> _OBJECTIVE_
Pictures do not belong in the copy. Return all of the entries exactly.

::::

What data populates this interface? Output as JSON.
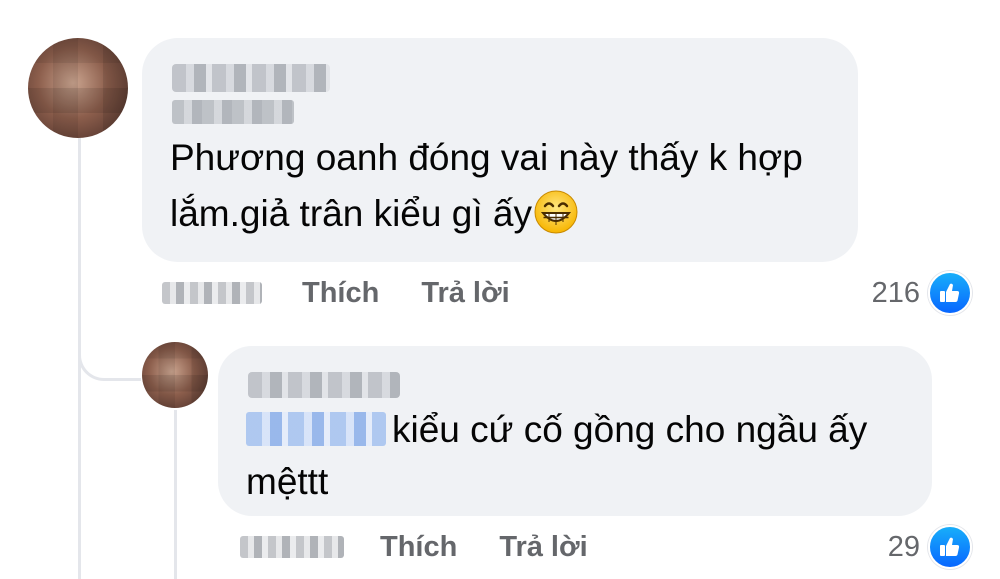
{
  "comment": {
    "author_name": "",
    "text_line1": "Phương oanh đóng vai này thấy k hợp",
    "text_line2": "lắm.giả trân kiểu gì ấy",
    "emoji_icon": "grinning-face-icon",
    "like_label": "Thích",
    "reply_label": "Trả lời",
    "reaction_count": "216",
    "reaction_icon": "like-icon"
  },
  "reply": {
    "author_name": "",
    "text_line1": "kiểu cứ cố gồng cho ngầu ấy",
    "text_line2": "mệttt",
    "like_label": "Thích",
    "reply_label": "Trả lời",
    "reaction_count": "29",
    "reaction_icon": "like-icon"
  },
  "colors": {
    "bubble_bg": "#f0f2f5",
    "action_text": "#65676b",
    "like_blue": "#0866ff",
    "tag_blur": "#a8c4f0"
  }
}
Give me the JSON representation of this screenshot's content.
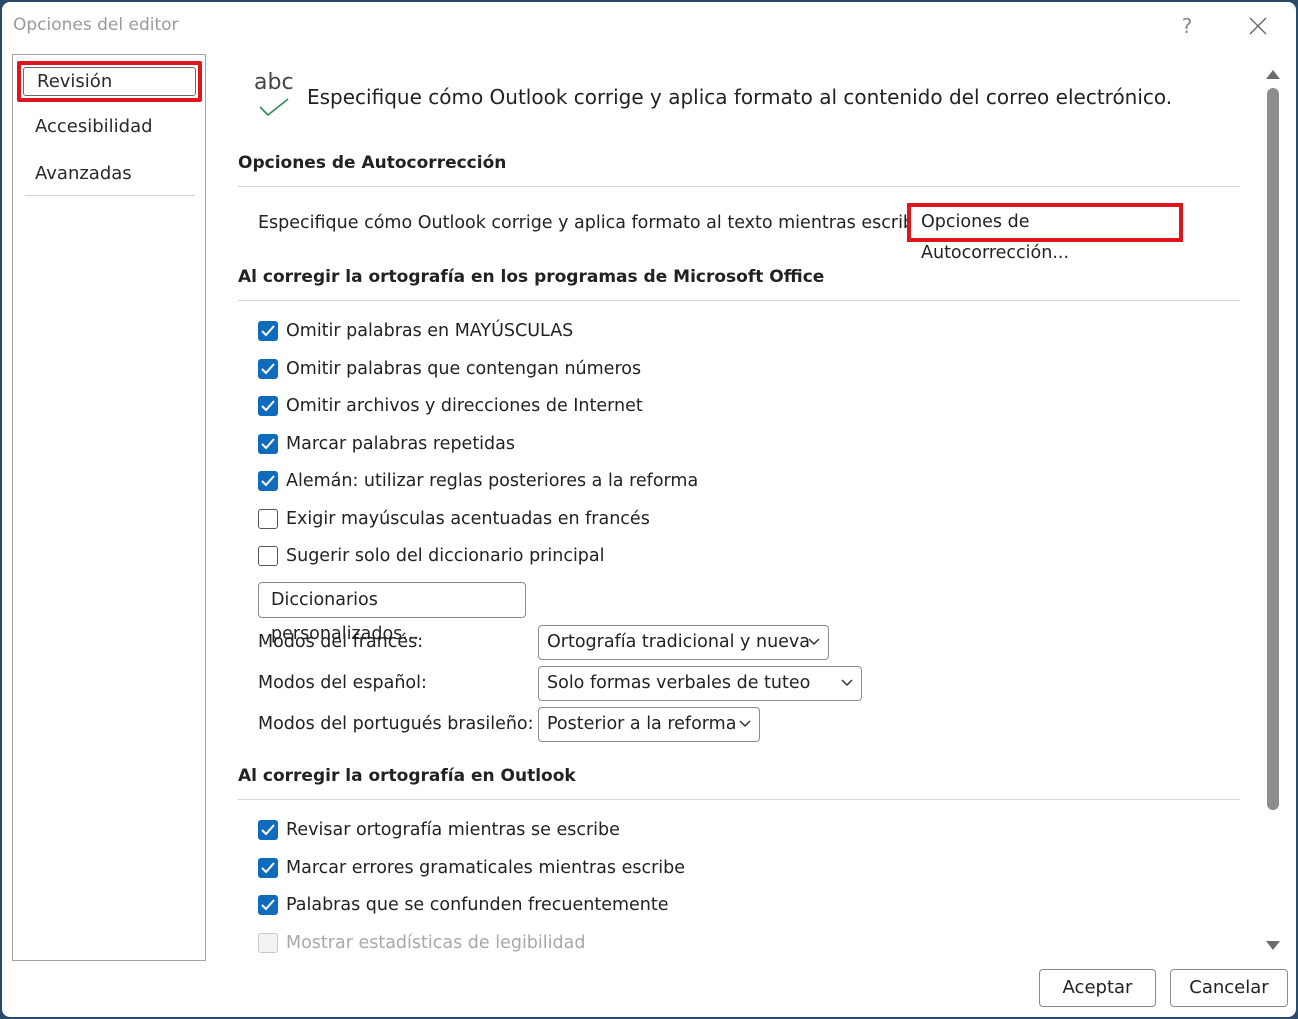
{
  "window": {
    "title": "Opciones del editor",
    "help_label": "?"
  },
  "sidebar": {
    "items": [
      {
        "label": "Revisión",
        "selected": true
      },
      {
        "label": "Accesibilidad",
        "selected": false
      },
      {
        "label": "Avanzadas",
        "selected": false
      }
    ]
  },
  "header": {
    "icon_text": "abc",
    "text": "Especifique cómo Outlook corrige y aplica formato al contenido del correo electrónico."
  },
  "autocorrect": {
    "title": "Opciones de Autocorrección",
    "description": "Especifique cómo Outlook corrige y aplica formato al texto mientras escribe.",
    "button_label": "Opciones de Autocorrección..."
  },
  "office_spelling": {
    "title": "Al corregir la ortografía en los programas de Microsoft Office",
    "checkboxes": [
      {
        "label": "Omitir palabras en MAYÚSCULAS",
        "checked": true
      },
      {
        "label": "Omitir palabras que contengan números",
        "checked": true
      },
      {
        "label": "Omitir archivos y direcciones de Internet",
        "checked": true
      },
      {
        "label": "Marcar palabras repetidas",
        "checked": true
      },
      {
        "label": "Alemán: utilizar reglas posteriores a la reforma",
        "checked": true
      },
      {
        "label": "Exigir mayúsculas acentuadas en francés",
        "checked": false
      },
      {
        "label": "Sugerir solo del diccionario principal",
        "checked": false
      }
    ],
    "dictionaries_button": "Diccionarios personalizados...",
    "modes": [
      {
        "label": "Modos del francés:",
        "value": "Ortografía tradicional y nueva"
      },
      {
        "label": "Modos del español:",
        "value": "Solo formas verbales de tuteo"
      },
      {
        "label": "Modos del portugués brasileño:",
        "value": "Posterior a la reforma"
      }
    ]
  },
  "outlook_spelling": {
    "title": "Al corregir la ortografía en Outlook",
    "checkboxes": [
      {
        "label": "Revisar ortografía mientras se escribe",
        "checked": true
      },
      {
        "label": "Marcar errores gramaticales mientras escribe",
        "checked": true
      },
      {
        "label": "Palabras que se confunden frecuentemente",
        "checked": true
      },
      {
        "label": "Mostrar estadísticas de legibilidad",
        "checked": false,
        "disabled": true
      }
    ]
  },
  "footer": {
    "ok_label": "Aceptar",
    "cancel_label": "Cancelar"
  },
  "colors": {
    "accent": "#0f6cbd",
    "highlight": "#e0141c",
    "check_icon": "#2e8b57"
  }
}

::::

> _EXERCISE RESULT_
What data populates this interface? Output as JSON.
{
  "comment": {
    "author_name": "",
    "text_line1": "Phương oanh đóng vai này thấy k hợp",
    "text_line2": "lắm.giả trân kiểu gì ấy",
    "emoji_icon": "grinning-face-icon",
    "like_label": "Thích",
    "reply_label": "Trả lời",
    "reaction_count": "216",
    "reaction_icon": "like-icon"
  },
  "reply": {
    "author_name": "",
    "text_line1": "kiểu cứ cố gồng cho ngầu ấy",
    "text_line2": "mệttt",
    "like_label": "Thích",
    "reply_label": "Trả lời",
    "reaction_count": "29",
    "reaction_icon": "like-icon"
  },
  "colors": {
    "bubble_bg": "#f0f2f5",
    "action_text": "#65676b",
    "like_blue": "#0866ff",
    "tag_blur": "#a8c4f0"
  }
}
Give me the JSON representation of this screenshot's content.
{
  "window": {
    "title": "Opciones del editor",
    "help_label": "?"
  },
  "sidebar": {
    "items": [
      {
        "label": "Revisión",
        "selected": true
      },
      {
        "label": "Accesibilidad",
        "selected": false
      },
      {
        "label": "Avanzadas",
        "selected": false
      }
    ]
  },
  "header": {
    "icon_text": "abc",
    "text": "Especifique cómo Outlook corrige y aplica formato al contenido del correo electrónico."
  },
  "autocorrect": {
    "title": "Opciones de Autocorrección",
    "description": "Especifique cómo Outlook corrige y aplica formato al texto mientras escribe.",
    "button_label": "Opciones de Autocorrección..."
  },
  "office_spelling": {
    "title": "Al corregir la ortografía en los programas de Microsoft Office",
    "checkboxes": [
      {
        "label": "Omitir palabras en MAYÚSCULAS",
        "checked": true
      },
      {
        "label": "Omitir palabras que contengan números",
        "checked": true
      },
      {
        "label": "Omitir archivos y direcciones de Internet",
        "checked": true
      },
      {
        "label": "Marcar palabras repetidas",
        "checked": true
      },
      {
        "label": "Alemán: utilizar reglas posteriores a la reforma",
        "checked": true
      },
      {
        "label": "Exigir mayúsculas acentuadas en francés",
        "checked": false
      },
      {
        "label": "Sugerir solo del diccionario principal",
        "checked": false
      }
    ],
    "dictionaries_button": "Diccionarios personalizados...",
    "modes": [
      {
        "label": "Modos del francés:",
        "value": "Ortografía tradicional y nueva"
      },
      {
        "label": "Modos del español:",
        "value": "Solo formas verbales de tuteo"
      },
      {
        "label": "Modos del portugués brasileño:",
        "value": "Posterior a la reforma"
      }
    ]
  },
  "outlook_spelling": {
    "title": "Al corregir la ortografía en Outlook",
    "checkboxes": [
      {
        "label": "Revisar ortografía mientras se escribe",
        "checked": true
      },
      {
        "label": "Marcar errores gramaticales mientras escribe",
        "checked": true
      },
      {
        "label": "Palabras que se confunden frecuentemente",
        "checked": true
      },
      {
        "label": "Mostrar estadísticas de legibilidad",
        "checked": false,
        "disabled": true
      }
    ]
  },
  "footer": {
    "ok_label": "Aceptar",
    "cancel_label": "Cancelar"
  },
  "colors": {
    "accent": "#0f6cbd",
    "highlight": "#e0141c",
    "check_icon": "#2e8b57"
  }
}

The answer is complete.